Work required: The entries below should be given again exactly, minus their pictures.

Dataset records on visual material:
========================
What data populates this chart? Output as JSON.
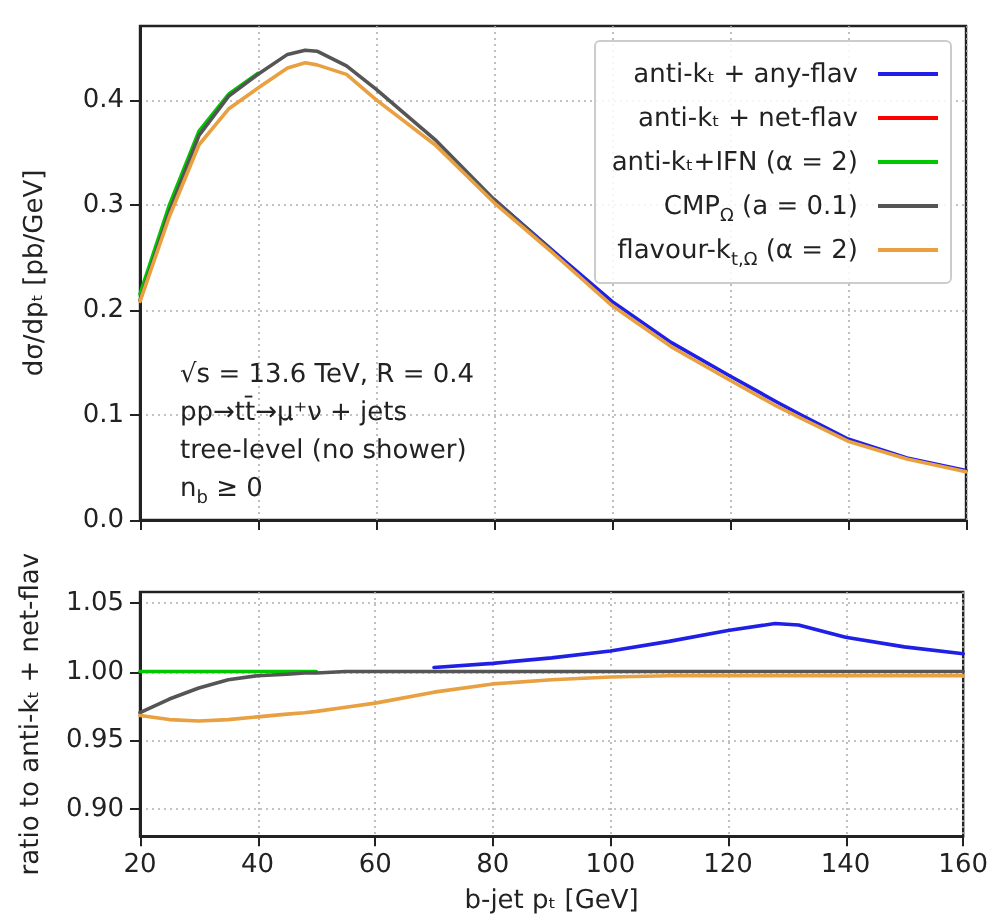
{
  "chart_data": [
    {
      "type": "line",
      "ylabel": "dσ/dpₜ [pb/GeV]",
      "x": [
        20,
        25,
        30,
        35,
        40,
        45,
        48,
        50,
        55,
        60,
        70,
        80,
        90,
        100,
        110,
        120,
        128,
        132,
        140,
        150,
        160
      ],
      "series": [
        {
          "name": "anti-kₜ + any-flav",
          "color": "#1f1fe6",
          "values": [
            null,
            null,
            null,
            null,
            null,
            null,
            null,
            null,
            null,
            null,
            null,
            0.305,
            0.256,
            0.208,
            0.169,
            0.137,
            0.112,
            0.1,
            0.077,
            0.059,
            0.047
          ]
        },
        {
          "name": "anti-kₜ + net-flav",
          "color": "#ff0000",
          "values": [
            null,
            null,
            null,
            null,
            null,
            null,
            null,
            null,
            null,
            null,
            null,
            null,
            null,
            null,
            null,
            null,
            null,
            null,
            null,
            null,
            null
          ]
        },
        {
          "name": "anti-kₜ+IFN (α = 2)",
          "color": "#00c800",
          "values": [
            0.215,
            0.3,
            0.37,
            0.405,
            0.425,
            null,
            null,
            null,
            null,
            null,
            null,
            null,
            null,
            null,
            null,
            null,
            null,
            null,
            null,
            null,
            null
          ]
        },
        {
          "name": "CMP$_{Ω}$ (a = 0.1)",
          "color": "#555555",
          "values": [
            0.209,
            0.294,
            0.366,
            0.403,
            0.424,
            0.443,
            0.447,
            0.446,
            0.432,
            0.41,
            0.362,
            0.305,
            0.255,
            null,
            null,
            null,
            null,
            null,
            null,
            null,
            null
          ]
        },
        {
          "name": "flavour-k$_{t,Ω}$ (α = 2)",
          "color": "#e8a040",
          "values": [
            0.208,
            0.289,
            0.357,
            0.391,
            0.411,
            0.43,
            0.435,
            0.433,
            0.424,
            0.4,
            0.357,
            0.302,
            0.254,
            0.204,
            0.165,
            0.133,
            0.108,
            0.097,
            0.075,
            0.058,
            0.046
          ]
        }
      ],
      "xlim": [
        20,
        160
      ],
      "xticks": [
        20,
        40,
        60,
        80,
        100,
        120,
        140,
        160
      ],
      "ylim": [
        0,
        0.47
      ],
      "yticks": [
        {
          "value": 0,
          "label": "0.0"
        },
        0.1,
        0.2,
        0.3,
        0.4
      ],
      "tick_labels": "y",
      "grid": true,
      "legend": "top right",
      "marker": "none",
      "line_style": "solid",
      "annotations": [
        "√s = 13.6 TeV, R = 0.4",
        "pp→tt̄→μ⁺ν + jets",
        "tree-level (no shower)",
        "n$_{b}$ ≥ 0"
      ]
    },
    {
      "type": "line",
      "xlabel": "b-jet pₜ [GeV]",
      "ylabel": "ratio to anti-kₜ + net-flav",
      "x": [
        20,
        25,
        30,
        35,
        40,
        45,
        48,
        50,
        55,
        60,
        70,
        80,
        90,
        100,
        110,
        120,
        128,
        132,
        140,
        150,
        160
      ],
      "series": [
        {
          "color": "#1f1fe6",
          "values": [
            null,
            null,
            null,
            null,
            null,
            null,
            null,
            null,
            null,
            null,
            1.003,
            1.006,
            1.01,
            1.015,
            1.022,
            1.03,
            1.035,
            1.034,
            1.025,
            1.018,
            1.013
          ]
        },
        {
          "color": "#ff0000",
          "values": [
            null,
            null,
            null,
            null,
            null,
            null,
            null,
            null,
            null,
            null,
            null,
            null,
            null,
            null,
            null,
            null,
            null,
            null,
            null,
            null,
            null
          ]
        },
        {
          "color": "#00c800",
          "values": [
            1.0,
            1.0,
            1.0,
            1.0,
            1.0,
            1.0,
            1.0,
            1.0,
            null,
            null,
            null,
            null,
            null,
            null,
            null,
            null,
            null,
            null,
            null,
            null,
            null
          ]
        },
        {
          "color": "#555555",
          "values": [
            0.97,
            0.98,
            0.988,
            0.994,
            0.997,
            0.998,
            0.999,
            0.999,
            1.0,
            1.0,
            1.0,
            1.0,
            1.0,
            1.0,
            1.0,
            1.0,
            1.0,
            1.0,
            1.0,
            1.0,
            1.0
          ]
        },
        {
          "color": "#e8a040",
          "values": [
            0.968,
            0.965,
            0.964,
            0.965,
            0.967,
            0.969,
            0.97,
            0.971,
            0.974,
            0.977,
            0.985,
            0.991,
            0.994,
            0.996,
            0.997,
            0.997,
            0.997,
            0.997,
            0.997,
            0.997,
            0.997
          ]
        }
      ],
      "xlim": [
        20,
        160
      ],
      "xticks": [
        20,
        40,
        60,
        80,
        100,
        120,
        140,
        160
      ],
      "ylim": [
        0.88,
        1.058
      ],
      "yticks": [
        {
          "value": 0.9,
          "label": "0.90"
        },
        {
          "value": 0.95,
          "label": "0.95"
        },
        {
          "value": 1.0,
          "label": "1.00"
        },
        {
          "value": 1.05,
          "label": "1.05"
        }
      ],
      "grid": true,
      "legend": false,
      "marker": "none",
      "line_style": "solid"
    }
  ]
}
========================
Output for this task:
What data populates this chart? Output as JSON.
{
  "chart_data": [
    {
      "type": "line",
      "ylabel": "dσ/dpₜ [pb/GeV]",
      "x": [
        20,
        25,
        30,
        35,
        40,
        45,
        48,
        50,
        55,
        60,
        70,
        80,
        90,
        100,
        110,
        120,
        128,
        132,
        140,
        150,
        160
      ],
      "series": [
        {
          "name": "anti-kₜ + any-flav",
          "color": "#1f1fe6",
          "values": [
            null,
            null,
            null,
            null,
            null,
            null,
            null,
            null,
            null,
            null,
            null,
            0.305,
            0.256,
            0.208,
            0.169,
            0.137,
            0.112,
            0.1,
            0.077,
            0.059,
            0.047
          ]
        },
        {
          "name": "anti-kₜ + net-flav",
          "color": "#ff0000",
          "values": [
            null,
            null,
            null,
            null,
            null,
            null,
            null,
            null,
            null,
            null,
            null,
            null,
            null,
            null,
            null,
            null,
            null,
            null,
            null,
            null,
            null
          ]
        },
        {
          "name": "anti-kₜ+IFN (α = 2)",
          "color": "#00c800",
          "values": [
            0.215,
            0.3,
            0.37,
            0.405,
            0.425,
            null,
            null,
            null,
            null,
            null,
            null,
            null,
            null,
            null,
            null,
            null,
            null,
            null,
            null,
            null,
            null
          ]
        },
        {
          "name": "CMP$_{Ω}$ (a = 0.1)",
          "color": "#555555",
          "values": [
            0.209,
            0.294,
            0.366,
            0.403,
            0.424,
            0.443,
            0.447,
            0.446,
            0.432,
            0.41,
            0.362,
            0.305,
            0.255,
            null,
            null,
            null,
            null,
            null,
            null,
            null,
            null
          ]
        },
        {
          "name": "flavour-k$_{t,Ω}$ (α = 2)",
          "color": "#e8a040",
          "values": [
            0.208,
            0.289,
            0.357,
            0.391,
            0.411,
            0.43,
            0.435,
            0.433,
            0.424,
            0.4,
            0.357,
            0.302,
            0.254,
            0.204,
            0.165,
            0.133,
            0.108,
            0.097,
            0.075,
            0.058,
            0.046
          ]
        }
      ],
      "xlim": [
        20,
        160
      ],
      "xticks": [
        20,
        40,
        60,
        80,
        100,
        120,
        140,
        160
      ],
      "ylim": [
        0,
        0.47
      ],
      "yticks": [
        {
          "value": 0,
          "label": "0.0"
        },
        0.1,
        0.2,
        0.3,
        0.4
      ],
      "tick_labels": "y",
      "grid": true,
      "legend": "top right",
      "marker": "none",
      "line_style": "solid",
      "annotations": [
        "√s = 13.6 TeV, R = 0.4",
        "pp→tt̄→μ⁺ν + jets",
        "tree-level (no shower)",
        "n$_{b}$ ≥ 0"
      ]
    },
    {
      "type": "line",
      "xlabel": "b-jet pₜ [GeV]",
      "ylabel": "ratio to anti-kₜ + net-flav",
      "x": [
        20,
        25,
        30,
        35,
        40,
        45,
        48,
        50,
        55,
        60,
        70,
        80,
        90,
        100,
        110,
        120,
        128,
        132,
        140,
        150,
        160
      ],
      "series": [
        {
          "color": "#1f1fe6",
          "values": [
            null,
            null,
            null,
            null,
            null,
            null,
            null,
            null,
            null,
            null,
            1.003,
            1.006,
            1.01,
            1.015,
            1.022,
            1.03,
            1.035,
            1.034,
            1.025,
            1.018,
            1.013
          ]
        },
        {
          "color": "#ff0000",
          "values": [
            null,
            null,
            null,
            null,
            null,
            null,
            null,
            null,
            null,
            null,
            null,
            null,
            null,
            null,
            null,
            null,
            null,
            null,
            null,
            null,
            null
          ]
        },
        {
          "color": "#00c800",
          "values": [
            1.0,
            1.0,
            1.0,
            1.0,
            1.0,
            1.0,
            1.0,
            1.0,
            null,
            null,
            null,
            null,
            null,
            null,
            null,
            null,
            null,
            null,
            null,
            null,
            null
          ]
        },
        {
          "color": "#555555",
          "values": [
            0.97,
            0.98,
            0.988,
            0.994,
            0.997,
            0.998,
            0.999,
            0.999,
            1.0,
            1.0,
            1.0,
            1.0,
            1.0,
            1.0,
            1.0,
            1.0,
            1.0,
            1.0,
            1.0,
            1.0,
            1.0
          ]
        },
        {
          "color": "#e8a040",
          "values": [
            0.968,
            0.965,
            0.964,
            0.965,
            0.967,
            0.969,
            0.97,
            0.971,
            0.974,
            0.977,
            0.985,
            0.991,
            0.994,
            0.996,
            0.997,
            0.997,
            0.997,
            0.997,
            0.997,
            0.997,
            0.997
          ]
        }
      ],
      "xlim": [
        20,
        160
      ],
      "xticks": [
        20,
        40,
        60,
        80,
        100,
        120,
        140,
        160
      ],
      "ylim": [
        0.88,
        1.058
      ],
      "yticks": [
        {
          "value": 0.9,
          "label": "0.90"
        },
        {
          "value": 0.95,
          "label": "0.95"
        },
        {
          "value": 1.0,
          "label": "1.00"
        },
        {
          "value": 1.05,
          "label": "1.05"
        }
      ],
      "grid": true,
      "legend": false,
      "marker": "none",
      "line_style": "solid"
    }
  ]
}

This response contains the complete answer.